Planteamiento del problema -
Responde según el texto sobre las series policiacas:
(a) ¿Qué se halla en el bolsillo de atrás del pantalón del cadáver?
(b) ¿Por qué pillaba Sherlock Holmes al criminal?
(c) ¿Qué dos cosas se echan de menos en el último párrafo?

¿Recuerdan ustedes cuando en las series de intrigas policiacas el aparato más avanzado empleado para resolver el misterio era el teléfono?

Si hay algo que no soporto de las series policiacas es el súper ordenador. Me parece un recurso tan fácil como enervante. Por poner un ejemplo: un crimen complicadísimo de resolver; los investigadores dándose golpes contra las paredes; el asesino cada vez más lejos de la justicia e incluso jugando al gato y al ratón con los policías, y llega el idiota de turno, se encuentra una cagada de mosca, la mete en el ordenador y ¡voilá! el software hace una triangulación con la cagada de mosca —que casualmente es una especie endémica de la costa de Massachusetts—, el barro que encontramos en la suela del zapado de la víctima —que tiene un alto contenido en cobre, selenio y zink, algo que sólo se da en el suelo del Cabo Cod— y el polen que hallamos en el bolsillo de atrás del pantalón del cadáver —que da la casualidad que pertenece a un extraño tipo de margarita que sólo crece en el mundo en un kilómetro cuadrado de tierra al sur de Plymouth— y nos lleva justo a la cabaña del asesino. INDIGNANTE.

Y no ya solo porque sea un recurso fácil y sacado de la manga, sino porque es un completo insulto a la inteligencia del espectador. Puedo creerme muchas cosas en un relato bien contado, pero eso no me lo creo. En serio. Conan Doyle se esforzaba mucho para que nos creyéramos algo parecido en Sherlock Holmes —sí, Sherlock pillaba al criminal por la ceniza del cigarro, pero para eso se adiestraba, se pasaba media vida analizando y estudiando la ceniza de doscientos tipos de cigarros, no tenía amigos, se drogaba y le caía mal a la gente—.

Es el Deus ex machina moderno, pero sin el Deus. Sólo la máquina. Pero lo indignante del asunto es que las máquinas, como son los ordenadores, no funcionan si no hay una mente humana detrás. De entrada no me creo que el departamento de homicidios de la policía de Detroit, por ejemplo, tenga a un becario metiendo en el ordenador todos los datos referentes a todas las cacas de mosca que se han encontrado en los alrededores. Y aunque fuera así, no me creo que siempre el torpe del asesino vaya a cometer el crimen justo debajo de la acacia endémica o en el terreno con la composición más singular de todo el planeta.

¿Qué ha sido de esos clásicos de la intriga, cuando no había súper ordenadores y los casos se resolvían en el tercer acto por la perspicacia, imaginación y capacidad de observación del Poirot de turno? ¿Por qué esa manía de dejar al espectador indefenso, tratando de esclarecer el asesinato antes que los policías, pero sin el dato fundamental del origen de la caca de mosca —que ni siquiera conocen los propios policías—?

Aunque los que me conocen saben que soy un integrado, un amante de la tecnología y un defensor de la bonanza de los tiempos modernos, debo confesar que, al menos en este punto, echo de menos la ajada gabardina y el Peugeot 403.

Datos del ejercicio -
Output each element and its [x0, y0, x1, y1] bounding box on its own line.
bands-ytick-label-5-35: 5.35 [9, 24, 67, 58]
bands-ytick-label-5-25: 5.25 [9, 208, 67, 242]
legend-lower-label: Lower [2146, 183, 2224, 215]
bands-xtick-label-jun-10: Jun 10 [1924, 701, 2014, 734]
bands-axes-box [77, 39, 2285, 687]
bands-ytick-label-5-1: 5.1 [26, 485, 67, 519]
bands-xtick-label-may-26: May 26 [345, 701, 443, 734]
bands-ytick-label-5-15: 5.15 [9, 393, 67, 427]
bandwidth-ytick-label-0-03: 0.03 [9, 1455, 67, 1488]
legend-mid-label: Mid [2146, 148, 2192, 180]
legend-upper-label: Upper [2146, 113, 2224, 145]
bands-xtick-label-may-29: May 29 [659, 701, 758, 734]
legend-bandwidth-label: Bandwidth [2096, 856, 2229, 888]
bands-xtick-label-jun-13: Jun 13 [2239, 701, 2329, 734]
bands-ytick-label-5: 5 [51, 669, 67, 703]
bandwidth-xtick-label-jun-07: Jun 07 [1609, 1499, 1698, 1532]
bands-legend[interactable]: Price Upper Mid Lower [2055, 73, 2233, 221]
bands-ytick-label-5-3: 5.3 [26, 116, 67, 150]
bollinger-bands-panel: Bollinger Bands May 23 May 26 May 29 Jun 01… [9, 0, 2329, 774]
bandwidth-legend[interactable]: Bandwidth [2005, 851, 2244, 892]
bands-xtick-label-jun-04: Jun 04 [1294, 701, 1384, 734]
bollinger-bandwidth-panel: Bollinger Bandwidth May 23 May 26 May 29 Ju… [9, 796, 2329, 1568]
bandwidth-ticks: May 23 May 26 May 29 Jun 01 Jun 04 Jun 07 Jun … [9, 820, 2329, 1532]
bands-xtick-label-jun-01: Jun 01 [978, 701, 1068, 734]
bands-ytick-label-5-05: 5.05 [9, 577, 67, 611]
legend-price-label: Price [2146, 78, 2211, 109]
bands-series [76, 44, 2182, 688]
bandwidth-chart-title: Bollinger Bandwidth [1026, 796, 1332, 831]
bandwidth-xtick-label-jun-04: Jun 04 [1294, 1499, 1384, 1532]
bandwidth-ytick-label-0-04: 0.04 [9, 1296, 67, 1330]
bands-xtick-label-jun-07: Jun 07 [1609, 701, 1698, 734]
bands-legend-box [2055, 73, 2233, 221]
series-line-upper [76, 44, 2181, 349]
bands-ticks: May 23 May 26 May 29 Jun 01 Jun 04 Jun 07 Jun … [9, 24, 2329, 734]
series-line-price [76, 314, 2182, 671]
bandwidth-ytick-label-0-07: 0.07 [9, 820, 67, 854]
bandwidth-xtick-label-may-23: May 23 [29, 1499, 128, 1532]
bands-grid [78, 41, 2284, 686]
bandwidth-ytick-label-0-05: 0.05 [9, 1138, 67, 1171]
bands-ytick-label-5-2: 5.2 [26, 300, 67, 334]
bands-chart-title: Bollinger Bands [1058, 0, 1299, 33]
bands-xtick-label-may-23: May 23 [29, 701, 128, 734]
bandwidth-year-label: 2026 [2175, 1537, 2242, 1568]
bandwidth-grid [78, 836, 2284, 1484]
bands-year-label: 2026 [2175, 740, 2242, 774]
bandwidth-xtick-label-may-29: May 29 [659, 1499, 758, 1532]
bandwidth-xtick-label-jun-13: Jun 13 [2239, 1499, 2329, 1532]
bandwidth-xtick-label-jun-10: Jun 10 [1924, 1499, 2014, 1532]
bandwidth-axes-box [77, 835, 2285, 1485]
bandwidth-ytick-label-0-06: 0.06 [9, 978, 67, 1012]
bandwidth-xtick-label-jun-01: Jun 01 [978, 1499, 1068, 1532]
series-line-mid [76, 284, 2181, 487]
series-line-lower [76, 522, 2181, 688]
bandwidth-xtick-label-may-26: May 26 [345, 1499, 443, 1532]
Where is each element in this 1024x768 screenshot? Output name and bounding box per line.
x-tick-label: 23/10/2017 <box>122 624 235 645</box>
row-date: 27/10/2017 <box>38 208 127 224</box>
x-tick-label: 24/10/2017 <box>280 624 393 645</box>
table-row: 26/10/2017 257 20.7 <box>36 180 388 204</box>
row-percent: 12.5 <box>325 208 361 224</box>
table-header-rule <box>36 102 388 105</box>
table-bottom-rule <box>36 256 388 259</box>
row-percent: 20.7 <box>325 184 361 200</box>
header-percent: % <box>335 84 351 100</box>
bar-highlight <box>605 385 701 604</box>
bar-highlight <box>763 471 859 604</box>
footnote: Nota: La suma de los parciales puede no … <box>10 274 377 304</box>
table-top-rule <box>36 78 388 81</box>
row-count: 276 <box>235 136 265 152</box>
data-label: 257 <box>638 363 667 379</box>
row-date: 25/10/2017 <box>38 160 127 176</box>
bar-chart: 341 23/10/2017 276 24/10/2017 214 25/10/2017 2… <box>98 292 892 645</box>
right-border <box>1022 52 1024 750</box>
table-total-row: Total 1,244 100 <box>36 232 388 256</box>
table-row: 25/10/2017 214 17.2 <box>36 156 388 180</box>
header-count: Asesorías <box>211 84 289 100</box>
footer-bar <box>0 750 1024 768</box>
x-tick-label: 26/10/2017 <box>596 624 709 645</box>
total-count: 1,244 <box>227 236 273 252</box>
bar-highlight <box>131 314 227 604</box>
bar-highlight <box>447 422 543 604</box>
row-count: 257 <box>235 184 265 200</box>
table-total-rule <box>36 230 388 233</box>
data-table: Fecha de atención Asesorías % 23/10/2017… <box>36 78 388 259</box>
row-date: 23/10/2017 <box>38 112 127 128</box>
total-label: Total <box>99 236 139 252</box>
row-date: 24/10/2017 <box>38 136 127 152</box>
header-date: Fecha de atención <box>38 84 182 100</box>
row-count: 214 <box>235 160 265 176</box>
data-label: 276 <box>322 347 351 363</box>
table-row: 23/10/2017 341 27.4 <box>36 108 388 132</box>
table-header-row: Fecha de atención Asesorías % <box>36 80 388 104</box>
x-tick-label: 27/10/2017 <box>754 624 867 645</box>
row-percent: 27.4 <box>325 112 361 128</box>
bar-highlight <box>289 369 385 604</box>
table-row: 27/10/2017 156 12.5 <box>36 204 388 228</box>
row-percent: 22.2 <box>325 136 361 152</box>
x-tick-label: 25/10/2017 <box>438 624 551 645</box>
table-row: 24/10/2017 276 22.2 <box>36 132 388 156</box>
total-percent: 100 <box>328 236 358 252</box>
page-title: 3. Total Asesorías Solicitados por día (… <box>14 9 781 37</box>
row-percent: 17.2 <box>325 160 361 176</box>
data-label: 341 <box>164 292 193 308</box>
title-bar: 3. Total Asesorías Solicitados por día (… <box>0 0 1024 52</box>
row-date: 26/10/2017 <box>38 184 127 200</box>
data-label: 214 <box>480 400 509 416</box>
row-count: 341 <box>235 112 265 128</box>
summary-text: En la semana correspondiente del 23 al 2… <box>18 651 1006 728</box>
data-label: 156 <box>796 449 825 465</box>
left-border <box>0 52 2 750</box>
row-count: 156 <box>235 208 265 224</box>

Tarea resuelta -
(a) Polen de un extraño tipo de margarita que sólo crece en un kilómetro cuadrado de tierra al sur de Plymouth.
(b) Por la ceniza del cigarro.
(c) La ajada gabardina y el Peugeot 403.